Reproduce the entire listing word for word.

=== EXTRACTED DATA ===

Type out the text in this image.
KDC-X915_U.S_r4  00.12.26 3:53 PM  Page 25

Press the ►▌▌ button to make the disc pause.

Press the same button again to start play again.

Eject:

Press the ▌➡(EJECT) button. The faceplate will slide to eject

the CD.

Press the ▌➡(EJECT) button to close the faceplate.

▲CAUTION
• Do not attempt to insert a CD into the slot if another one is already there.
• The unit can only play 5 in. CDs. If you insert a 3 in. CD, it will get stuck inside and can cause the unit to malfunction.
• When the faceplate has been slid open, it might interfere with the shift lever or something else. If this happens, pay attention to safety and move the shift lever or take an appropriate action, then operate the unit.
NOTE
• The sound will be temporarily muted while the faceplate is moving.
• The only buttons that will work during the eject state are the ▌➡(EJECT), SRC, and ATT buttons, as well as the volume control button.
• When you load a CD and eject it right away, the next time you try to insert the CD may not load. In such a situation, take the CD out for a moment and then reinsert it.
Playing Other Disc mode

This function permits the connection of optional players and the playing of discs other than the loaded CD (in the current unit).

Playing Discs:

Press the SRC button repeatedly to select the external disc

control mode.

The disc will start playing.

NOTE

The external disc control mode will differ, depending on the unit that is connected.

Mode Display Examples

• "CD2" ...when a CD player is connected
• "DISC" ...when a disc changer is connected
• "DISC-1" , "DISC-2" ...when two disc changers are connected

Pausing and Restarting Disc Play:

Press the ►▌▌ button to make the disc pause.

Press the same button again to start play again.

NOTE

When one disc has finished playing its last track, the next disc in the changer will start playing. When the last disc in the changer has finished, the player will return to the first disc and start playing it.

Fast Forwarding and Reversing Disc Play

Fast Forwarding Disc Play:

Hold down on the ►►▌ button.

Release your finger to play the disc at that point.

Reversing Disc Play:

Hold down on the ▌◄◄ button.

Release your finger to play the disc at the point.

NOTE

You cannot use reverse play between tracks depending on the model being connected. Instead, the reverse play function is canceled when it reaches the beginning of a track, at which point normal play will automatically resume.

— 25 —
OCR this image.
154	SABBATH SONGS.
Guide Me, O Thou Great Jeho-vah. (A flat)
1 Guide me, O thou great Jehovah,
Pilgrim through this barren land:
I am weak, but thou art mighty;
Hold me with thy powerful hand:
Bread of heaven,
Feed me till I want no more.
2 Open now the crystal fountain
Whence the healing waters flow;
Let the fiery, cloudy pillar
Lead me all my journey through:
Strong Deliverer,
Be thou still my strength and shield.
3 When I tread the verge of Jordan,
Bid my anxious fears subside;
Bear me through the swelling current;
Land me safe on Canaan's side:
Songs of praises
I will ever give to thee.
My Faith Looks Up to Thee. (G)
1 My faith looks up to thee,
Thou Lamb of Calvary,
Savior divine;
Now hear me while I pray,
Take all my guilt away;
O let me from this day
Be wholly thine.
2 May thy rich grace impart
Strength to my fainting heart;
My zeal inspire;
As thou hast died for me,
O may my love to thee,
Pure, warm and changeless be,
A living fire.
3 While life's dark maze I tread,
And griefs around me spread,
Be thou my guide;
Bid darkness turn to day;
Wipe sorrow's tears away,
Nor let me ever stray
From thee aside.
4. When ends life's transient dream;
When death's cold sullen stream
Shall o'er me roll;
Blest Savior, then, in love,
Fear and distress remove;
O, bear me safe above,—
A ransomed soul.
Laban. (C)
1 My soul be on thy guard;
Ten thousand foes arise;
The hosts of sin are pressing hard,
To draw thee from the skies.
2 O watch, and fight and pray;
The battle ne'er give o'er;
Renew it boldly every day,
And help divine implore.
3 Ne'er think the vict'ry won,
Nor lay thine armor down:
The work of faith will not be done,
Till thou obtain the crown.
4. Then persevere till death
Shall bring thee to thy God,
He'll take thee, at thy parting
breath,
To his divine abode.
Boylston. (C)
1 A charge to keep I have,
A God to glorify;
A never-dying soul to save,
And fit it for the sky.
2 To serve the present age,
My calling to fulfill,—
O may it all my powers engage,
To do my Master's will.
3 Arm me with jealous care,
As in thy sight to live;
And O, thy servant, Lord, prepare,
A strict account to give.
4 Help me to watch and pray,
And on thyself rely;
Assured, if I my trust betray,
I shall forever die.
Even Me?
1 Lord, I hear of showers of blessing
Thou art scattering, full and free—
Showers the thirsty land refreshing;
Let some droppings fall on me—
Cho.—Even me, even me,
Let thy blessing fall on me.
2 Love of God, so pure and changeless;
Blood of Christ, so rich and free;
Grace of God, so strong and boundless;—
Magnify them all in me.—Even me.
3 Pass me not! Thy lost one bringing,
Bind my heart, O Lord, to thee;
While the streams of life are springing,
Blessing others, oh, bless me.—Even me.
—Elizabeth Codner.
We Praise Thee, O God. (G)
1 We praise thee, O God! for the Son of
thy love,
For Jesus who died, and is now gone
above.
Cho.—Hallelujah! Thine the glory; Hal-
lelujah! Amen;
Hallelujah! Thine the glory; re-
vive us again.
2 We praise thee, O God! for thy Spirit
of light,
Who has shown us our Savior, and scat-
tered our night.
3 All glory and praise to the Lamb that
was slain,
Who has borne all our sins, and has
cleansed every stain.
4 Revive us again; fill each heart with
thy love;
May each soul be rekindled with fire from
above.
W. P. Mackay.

===

• [RESULT FOR THIS EXERCISE]
Type out the text in this image.
KDC-X915_U.S_r4  00.12.26 3:53 PM  Page 25

Press the ►▌▌ button to make the disc pause.

Press the same button again to start play again.

Eject:

Press the ▌➡(EJECT) button. The faceplate will slide to eject

the CD.

Press the ▌➡(EJECT) button to close the faceplate.

▲CAUTION
• Do not attempt to insert a CD into the slot if another one is already there.
• The unit can only play 5 in. CDs. If you insert a 3 in. CD, it will get stuck inside and can cause the unit to malfunction.
• When the faceplate has been slid open, it might interfere with the shift lever or something else. If this happens, pay attention to safety and move the shift lever or take an appropriate action, then operate the unit.
NOTE
• The sound will be temporarily muted while the faceplate is moving.
• The only buttons that will work during the eject state are the ▌➡(EJECT), SRC, and ATT buttons, as well as the volume control button.
• When you load a CD and eject it right away, the next time you try to insert the CD may not load. In such a situation, take the CD out for a moment and then reinsert it.
Playing Other Disc mode

This function permits the connection of optional players and the playing of discs other than the loaded CD (in the current unit).

Playing Discs:

Press the SRC button repeatedly to select the external disc

control mode.

The disc will start playing.

NOTE

The external disc control mode will differ, depending on the unit that is connected.

Mode Display Examples

• "CD2" ...when a CD player is connected
• "DISC" ...when a disc changer is connected
• "DISC-1" , "DISC-2" ...when two disc changers are connected

Pausing and Restarting Disc Play:

Press the ►▌▌ button to make the disc pause.

Press the same button again to start play again.

NOTE

When one disc has finished playing its last track, the next disc in the changer will start playing. When the last disc in the changer has finished, the player will return to the first disc and start playing it.

Fast Forwarding and Reversing Disc Play

Fast Forwarding Disc Play:

Hold down on the ►►▌ button.

Release your finger to play the disc at that point.

Reversing Disc Play:

Hold down on the ▌◄◄ button.

Release your finger to play the disc at the point.

NOTE

You cannot use reverse play between tracks depending on the model being connected. Instead, the reverse play function is canceled when it reaches the beginning of a track, at which point normal play will automatically resume.

— 25 —
OCR this image.
154	SABBATH SONGS.
Guide Me, O Thou Great Jeho-vah. (A flat)
1 Guide me, O thou great Jehovah,
Pilgrim through this barren land:
I am weak, but thou art mighty;
Hold me with thy powerful hand:
Bread of heaven,
Feed me till I want no more.
2 Open now the crystal fountain
Whence the healing waters flow;
Let the fiery, cloudy pillar
Lead me all my journey through:
Strong Deliverer,
Be thou still my strength and shield.
3 When I tread the verge of Jordan,
Bid my anxious fears subside;
Bear me through the swelling current;
Land me safe on Canaan's side:
Songs of praises
I will ever give to thee.
My Faith Looks Up to Thee. (G)
1 My faith looks up to thee,
Thou Lamb of Calvary,
Savior divine;
Now hear me while I pray,
Take all my guilt away;
O let me from this day
Be wholly thine.
2 May thy rich grace impart
Strength to my fainting heart;
My zeal inspire;
As thou hast died for me,
O may my love to thee,
Pure, warm and changeless be,
A living fire.
3 While life's dark maze I tread,
And griefs around me spread,
Be thou my guide;
Bid darkness turn to day;
Wipe sorrow's tears away,
Nor let me ever stray
From thee aside.
4. When ends life's transient dream;
When death's cold sullen stream
Shall o'er me roll;
Blest Savior, then, in love,
Fear and distress remove;
O, bear me safe above,—
A ransomed soul.
Laban. (C)
1 My soul be on thy guard;
Ten thousand foes arise;
The hosts of sin are pressing hard,
To draw thee from the skies.
2 O watch, and fight and pray;
The battle ne'er give o'er;
Renew it boldly every day,
And help divine implore.
3 Ne'er think the vict'ry won,
Nor lay thine armor down:
The work of faith will not be done,
Till thou obtain the crown.
4. Then persevere till death
Shall bring thee to thy God,
He'll take thee, at thy parting
breath,
To his divine abode.
Boylston. (C)
1 A charge to keep I have,
A God to glorify;
A never-dying soul to save,
And fit it for the sky.
2 To serve the present age,
My calling to fulfill,—
O may it all my powers engage,
To do my Master's will.
3 Arm me with jealous care,
As in thy sight to live;
And O, thy servant, Lord, prepare,
A strict account to give.
4 Help me to watch and pray,
And on thyself rely;
Assured, if I my trust betray,
I shall forever die.
Even Me?
1 Lord, I hear of showers of blessing
Thou art scattering, full and free—
Showers the thirsty land refreshing;
Let some droppings fall on me—
Cho.—Even me, even me,
Let thy blessing fall on me.
2 Love of God, so pure and changeless;
Blood of Christ, so rich and free;
Grace of God, so strong and boundless;—
Magnify them all in me.—Even me.
3 Pass me not! Thy lost one bringing,
Bind my heart, O Lord, to thee;
While the streams of life are springing,
Blessing others, oh, bless me.—Even me.
—Elizabeth Codner.
We Praise Thee, O God. (G)
1 We praise thee, O God! for the Son of
thy love,
For Jesus who died, and is now gone
above.
Cho.—Hallelujah! Thine the glory; Hal-
lelujah! Amen;
Hallelujah! Thine the glory; re-
vive us again.
2 We praise thee, O God! for thy Spirit
of light,
Who has shown us our Savior, and scat-
tered our night.
3 All glory and praise to the Lamb that
was slain,
Who has borne all our sins, and has
cleansed every stain.
4 Revive us again; fill each heart with
thy love;
May each soul be rekindled with fire from
above.
W. P. Mackay.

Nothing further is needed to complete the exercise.